__INSTRUCTIONS TO FOLLOW__
Go through the material below and copy each line where the word "title" appears.

Raw records
:::
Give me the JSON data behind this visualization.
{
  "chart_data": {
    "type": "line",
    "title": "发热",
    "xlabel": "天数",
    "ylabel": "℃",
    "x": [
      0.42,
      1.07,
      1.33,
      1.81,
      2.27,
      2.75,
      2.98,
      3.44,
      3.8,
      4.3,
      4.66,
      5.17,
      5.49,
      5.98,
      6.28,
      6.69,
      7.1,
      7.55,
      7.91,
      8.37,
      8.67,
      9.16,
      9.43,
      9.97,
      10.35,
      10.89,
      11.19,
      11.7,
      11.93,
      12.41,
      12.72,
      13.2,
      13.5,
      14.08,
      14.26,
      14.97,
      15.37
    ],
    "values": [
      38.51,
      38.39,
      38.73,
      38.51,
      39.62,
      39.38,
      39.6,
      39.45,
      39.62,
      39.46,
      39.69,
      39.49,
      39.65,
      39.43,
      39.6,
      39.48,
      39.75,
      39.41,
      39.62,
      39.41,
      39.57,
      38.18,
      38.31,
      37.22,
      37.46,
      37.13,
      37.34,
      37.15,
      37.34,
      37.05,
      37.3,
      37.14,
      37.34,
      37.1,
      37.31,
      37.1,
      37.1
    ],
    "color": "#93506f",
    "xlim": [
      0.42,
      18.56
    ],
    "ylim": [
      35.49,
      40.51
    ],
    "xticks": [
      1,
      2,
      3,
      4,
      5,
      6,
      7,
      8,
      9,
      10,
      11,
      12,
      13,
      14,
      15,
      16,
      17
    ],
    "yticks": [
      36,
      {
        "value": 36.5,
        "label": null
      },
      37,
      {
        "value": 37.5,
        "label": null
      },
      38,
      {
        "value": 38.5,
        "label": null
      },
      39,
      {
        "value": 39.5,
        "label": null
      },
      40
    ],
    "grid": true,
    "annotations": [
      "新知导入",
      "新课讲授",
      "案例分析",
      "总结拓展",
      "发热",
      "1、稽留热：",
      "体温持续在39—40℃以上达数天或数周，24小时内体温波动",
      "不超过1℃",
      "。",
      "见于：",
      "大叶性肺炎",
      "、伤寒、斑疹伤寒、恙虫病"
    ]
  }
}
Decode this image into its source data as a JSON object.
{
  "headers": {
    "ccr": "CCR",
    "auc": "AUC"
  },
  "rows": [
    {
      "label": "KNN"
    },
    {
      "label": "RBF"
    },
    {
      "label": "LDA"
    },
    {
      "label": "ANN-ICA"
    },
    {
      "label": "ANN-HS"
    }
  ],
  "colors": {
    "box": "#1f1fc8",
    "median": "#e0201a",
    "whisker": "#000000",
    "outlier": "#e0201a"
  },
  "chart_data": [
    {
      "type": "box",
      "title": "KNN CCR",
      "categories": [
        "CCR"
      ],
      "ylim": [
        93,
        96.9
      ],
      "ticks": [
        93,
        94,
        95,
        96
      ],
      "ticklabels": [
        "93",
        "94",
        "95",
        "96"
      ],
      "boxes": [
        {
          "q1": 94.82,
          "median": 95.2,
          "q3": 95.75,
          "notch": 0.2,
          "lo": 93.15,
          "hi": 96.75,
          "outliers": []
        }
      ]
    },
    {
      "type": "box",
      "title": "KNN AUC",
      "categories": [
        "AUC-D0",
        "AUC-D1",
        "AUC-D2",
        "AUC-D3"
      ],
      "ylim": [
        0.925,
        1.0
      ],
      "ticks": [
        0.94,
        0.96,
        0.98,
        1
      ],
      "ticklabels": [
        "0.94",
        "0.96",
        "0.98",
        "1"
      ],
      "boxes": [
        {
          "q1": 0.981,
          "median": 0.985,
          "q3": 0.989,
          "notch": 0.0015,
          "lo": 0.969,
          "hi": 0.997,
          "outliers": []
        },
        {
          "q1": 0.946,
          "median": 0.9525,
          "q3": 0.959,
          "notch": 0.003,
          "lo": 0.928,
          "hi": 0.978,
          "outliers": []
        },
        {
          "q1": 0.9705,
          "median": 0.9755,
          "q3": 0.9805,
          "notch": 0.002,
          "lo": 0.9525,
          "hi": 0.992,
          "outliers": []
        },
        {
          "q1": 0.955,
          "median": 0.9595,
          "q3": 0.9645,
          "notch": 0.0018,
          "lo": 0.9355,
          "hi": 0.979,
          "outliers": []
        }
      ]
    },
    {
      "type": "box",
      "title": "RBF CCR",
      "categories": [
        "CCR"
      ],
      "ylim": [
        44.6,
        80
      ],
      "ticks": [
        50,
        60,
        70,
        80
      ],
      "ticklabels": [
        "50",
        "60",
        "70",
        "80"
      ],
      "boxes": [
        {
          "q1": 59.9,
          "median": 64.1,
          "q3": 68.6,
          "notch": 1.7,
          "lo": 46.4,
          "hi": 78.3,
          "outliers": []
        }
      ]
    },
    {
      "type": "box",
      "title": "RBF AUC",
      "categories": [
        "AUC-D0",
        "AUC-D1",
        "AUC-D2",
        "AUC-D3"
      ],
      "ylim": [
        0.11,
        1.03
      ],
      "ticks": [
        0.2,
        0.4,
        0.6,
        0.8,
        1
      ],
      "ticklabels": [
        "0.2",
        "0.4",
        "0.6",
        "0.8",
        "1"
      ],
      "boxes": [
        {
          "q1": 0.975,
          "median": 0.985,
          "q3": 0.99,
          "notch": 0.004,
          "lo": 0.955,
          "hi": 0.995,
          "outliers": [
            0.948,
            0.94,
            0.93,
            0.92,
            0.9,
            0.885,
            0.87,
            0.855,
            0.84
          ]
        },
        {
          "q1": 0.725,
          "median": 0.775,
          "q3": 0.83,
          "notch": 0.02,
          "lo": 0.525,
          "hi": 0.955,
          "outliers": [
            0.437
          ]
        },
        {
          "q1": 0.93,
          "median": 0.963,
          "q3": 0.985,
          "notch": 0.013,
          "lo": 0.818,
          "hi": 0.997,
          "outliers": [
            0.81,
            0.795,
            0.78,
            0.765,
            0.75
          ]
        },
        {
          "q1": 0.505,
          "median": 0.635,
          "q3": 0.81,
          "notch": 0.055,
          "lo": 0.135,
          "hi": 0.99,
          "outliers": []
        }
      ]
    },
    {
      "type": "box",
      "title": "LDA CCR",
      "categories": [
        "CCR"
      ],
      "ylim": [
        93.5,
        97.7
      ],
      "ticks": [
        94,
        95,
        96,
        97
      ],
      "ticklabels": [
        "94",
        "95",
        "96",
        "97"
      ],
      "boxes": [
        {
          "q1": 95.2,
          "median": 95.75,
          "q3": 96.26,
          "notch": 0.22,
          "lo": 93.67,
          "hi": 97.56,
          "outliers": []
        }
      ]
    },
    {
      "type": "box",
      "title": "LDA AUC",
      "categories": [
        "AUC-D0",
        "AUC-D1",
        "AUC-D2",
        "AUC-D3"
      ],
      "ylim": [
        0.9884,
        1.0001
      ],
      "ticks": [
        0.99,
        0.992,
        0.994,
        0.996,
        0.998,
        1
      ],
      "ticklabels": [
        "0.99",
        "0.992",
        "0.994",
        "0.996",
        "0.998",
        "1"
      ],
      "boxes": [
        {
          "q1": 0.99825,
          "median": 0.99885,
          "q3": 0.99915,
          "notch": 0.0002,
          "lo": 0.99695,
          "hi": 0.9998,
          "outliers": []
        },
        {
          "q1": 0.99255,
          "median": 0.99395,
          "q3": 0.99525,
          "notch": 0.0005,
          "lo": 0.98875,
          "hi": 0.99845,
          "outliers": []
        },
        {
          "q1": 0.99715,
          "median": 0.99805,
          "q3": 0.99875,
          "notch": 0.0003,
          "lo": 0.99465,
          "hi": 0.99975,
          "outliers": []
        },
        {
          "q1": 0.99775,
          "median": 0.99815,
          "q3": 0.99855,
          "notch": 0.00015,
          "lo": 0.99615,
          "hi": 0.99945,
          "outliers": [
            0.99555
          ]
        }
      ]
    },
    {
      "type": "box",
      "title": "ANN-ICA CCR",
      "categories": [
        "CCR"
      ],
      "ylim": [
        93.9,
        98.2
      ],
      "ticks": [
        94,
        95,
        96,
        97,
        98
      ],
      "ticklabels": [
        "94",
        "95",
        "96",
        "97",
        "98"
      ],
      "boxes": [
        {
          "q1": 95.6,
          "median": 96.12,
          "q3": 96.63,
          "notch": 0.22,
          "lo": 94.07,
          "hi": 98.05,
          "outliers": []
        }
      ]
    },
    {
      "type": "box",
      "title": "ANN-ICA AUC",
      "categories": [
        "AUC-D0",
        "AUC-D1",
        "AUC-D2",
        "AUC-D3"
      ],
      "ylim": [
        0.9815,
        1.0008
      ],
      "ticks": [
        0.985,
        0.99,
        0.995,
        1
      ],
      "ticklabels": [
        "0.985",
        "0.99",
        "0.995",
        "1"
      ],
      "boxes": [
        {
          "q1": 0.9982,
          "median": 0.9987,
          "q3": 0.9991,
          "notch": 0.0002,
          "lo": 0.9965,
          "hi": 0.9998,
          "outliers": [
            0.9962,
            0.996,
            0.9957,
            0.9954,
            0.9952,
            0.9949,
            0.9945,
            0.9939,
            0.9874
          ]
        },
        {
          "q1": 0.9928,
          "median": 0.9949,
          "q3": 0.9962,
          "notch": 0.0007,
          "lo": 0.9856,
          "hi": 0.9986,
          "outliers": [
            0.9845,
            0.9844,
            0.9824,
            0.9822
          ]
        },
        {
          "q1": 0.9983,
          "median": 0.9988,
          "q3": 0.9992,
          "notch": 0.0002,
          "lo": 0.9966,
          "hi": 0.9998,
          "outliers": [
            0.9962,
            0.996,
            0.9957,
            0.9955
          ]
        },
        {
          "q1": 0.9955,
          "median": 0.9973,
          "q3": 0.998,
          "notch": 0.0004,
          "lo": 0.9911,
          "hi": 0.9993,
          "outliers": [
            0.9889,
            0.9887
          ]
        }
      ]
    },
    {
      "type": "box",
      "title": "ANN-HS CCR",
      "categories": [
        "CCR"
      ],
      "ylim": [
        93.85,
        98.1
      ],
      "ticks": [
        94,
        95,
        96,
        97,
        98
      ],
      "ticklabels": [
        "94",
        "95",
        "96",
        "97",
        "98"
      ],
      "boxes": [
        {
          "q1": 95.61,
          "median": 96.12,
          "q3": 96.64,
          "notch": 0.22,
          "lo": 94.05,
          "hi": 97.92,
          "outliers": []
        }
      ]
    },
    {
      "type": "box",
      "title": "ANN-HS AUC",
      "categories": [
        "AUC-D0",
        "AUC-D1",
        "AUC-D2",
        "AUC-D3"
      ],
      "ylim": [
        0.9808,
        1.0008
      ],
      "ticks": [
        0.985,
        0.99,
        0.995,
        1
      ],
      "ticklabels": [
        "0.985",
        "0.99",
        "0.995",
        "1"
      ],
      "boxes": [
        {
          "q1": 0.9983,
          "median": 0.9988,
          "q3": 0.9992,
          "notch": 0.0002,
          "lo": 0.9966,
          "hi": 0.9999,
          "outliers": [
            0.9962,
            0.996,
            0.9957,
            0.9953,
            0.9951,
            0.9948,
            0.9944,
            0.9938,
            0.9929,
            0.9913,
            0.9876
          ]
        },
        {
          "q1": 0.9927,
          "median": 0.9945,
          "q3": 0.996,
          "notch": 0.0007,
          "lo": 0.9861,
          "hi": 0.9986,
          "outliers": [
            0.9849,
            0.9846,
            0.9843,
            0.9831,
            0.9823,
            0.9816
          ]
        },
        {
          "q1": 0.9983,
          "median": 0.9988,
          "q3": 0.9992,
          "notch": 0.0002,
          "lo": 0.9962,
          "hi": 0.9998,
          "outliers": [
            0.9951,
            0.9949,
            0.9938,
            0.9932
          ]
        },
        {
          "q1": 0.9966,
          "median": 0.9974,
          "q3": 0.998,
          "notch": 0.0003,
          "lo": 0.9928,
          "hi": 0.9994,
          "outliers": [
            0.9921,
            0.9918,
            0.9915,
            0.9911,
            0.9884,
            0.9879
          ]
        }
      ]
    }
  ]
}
:::
__RESPONSE TO THIS TASK__
    "title": "发热",
      "title": "KNN CCR",
      "title": "KNN AUC",
      "title": "RBF CCR",
      "title": "RBF AUC",
      "title": "LDA CCR",
      "title": "LDA AUC",
      "title": "ANN-ICA CCR",
      "title": "ANN-ICA AUC",
      "title": "ANN-HS CCR",
      "title": "ANN-HS AUC",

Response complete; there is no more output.